• **REQUIRED TASK**
Write out the material exactly, leaving every picture behind.
________
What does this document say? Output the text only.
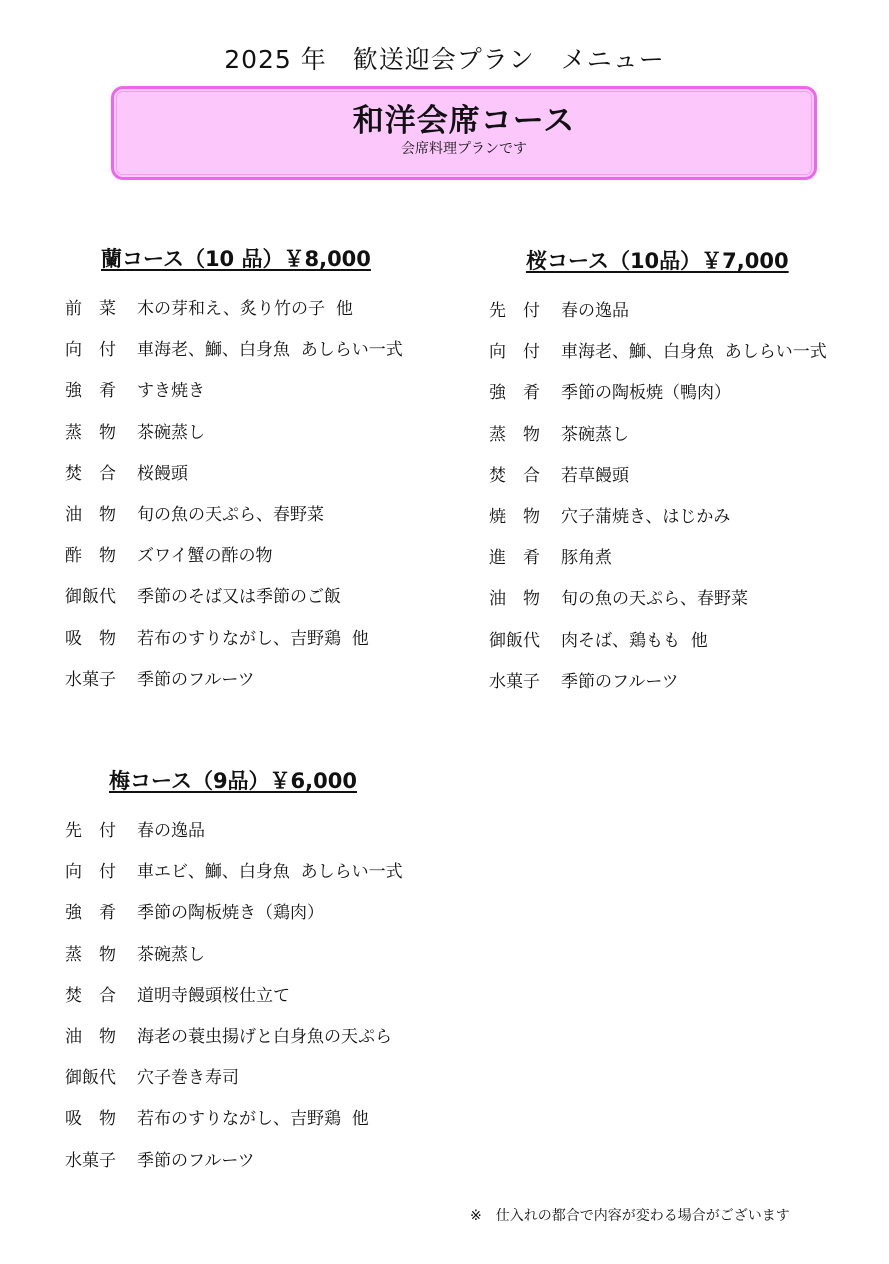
2025 年　歓送迎会プラン　メニュー
和洋会席コース
会席料理プランです
蘭コース（10 品）￥8,000
前　菜	木の芽和え、炙り竹の子  他
向　付	車海老、鰤、白身魚  あしらい一式
強　肴	すき焼き
蒸　物	茶碗蒸し
焚　合	桜饅頭
油　物	旬の魚の天ぷら、春野菜
酢　物	ズワイ蟹の酢の物
御飯代	季節のそば又は季節のご飯
吸　物	若布のすりながし、吉野鶏  他
水菓子	季節のフルーツ
桜コース（10品）￥7,000
先　付	春の逸品
向　付	車海老、鰤、白身魚  あしらい一式
強　肴	季節の陶板焼（鴨肉）
蒸　物	茶碗蒸し
焚　合	若草饅頭
焼　物	穴子蒲焼き、はじかみ
進　肴	豚角煮
油　物	旬の魚の天ぷら、春野菜
御飯代	肉そば、鶏もも  他
水菓子	季節のフルーツ
梅コース（9品）￥6,000
先　付	春の逸品
向　付	車エビ、鰤、白身魚  あしらい一式
強　肴	季節の陶板焼き（鶏肉）
蒸　物	茶碗蒸し
焚　合	道明寺饅頭桜仕立て
油　物	海老の蓑虫揚げと白身魚の天ぷら
御飯代	穴子巻き寿司
吸　物	若布のすりながし、吉野鶏  他
水菓子	季節のフルーツ
※　仕入れの都合で内容が変わる場合がございます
________
• **SOLUTION TO THE PROBLEM**
What does this document say? Output the text only.
2025 年　歓送迎会プラン　メニュー
和洋会席コース
会席料理プランです
蘭コース（10 品）￥8,000
前　菜	木の芽和え、炙り竹の子  他
向　付	車海老、鰤、白身魚  あしらい一式
強　肴	すき焼き
蒸　物	茶碗蒸し
焚　合	桜饅頭
油　物	旬の魚の天ぷら、春野菜
酢　物	ズワイ蟹の酢の物
御飯代	季節のそば又は季節のご飯
吸　物	若布のすりながし、吉野鶏  他
水菓子	季節のフルーツ
桜コース（10品）￥7,000
先　付	春の逸品
向　付	車海老、鰤、白身魚  あしらい一式
強　肴	季節の陶板焼（鴨肉）
蒸　物	茶碗蒸し
焚　合	若草饅頭
焼　物	穴子蒲焼き、はじかみ
進　肴	豚角煮
油　物	旬の魚の天ぷら、春野菜
御飯代	肉そば、鶏もも  他
水菓子	季節のフルーツ
梅コース（9品）￥6,000
先　付	春の逸品
向　付	車エビ、鰤、白身魚  あしらい一式
強　肴	季節の陶板焼き（鶏肉）
蒸　物	茶碗蒸し
焚　合	道明寺饅頭桜仕立て
油　物	海老の蓑虫揚げと白身魚の天ぷら
御飯代	穴子巻き寿司
吸　物	若布のすりながし、吉野鶏  他
水菓子	季節のフルーツ
※　仕入れの都合で内容が変わる場合がございます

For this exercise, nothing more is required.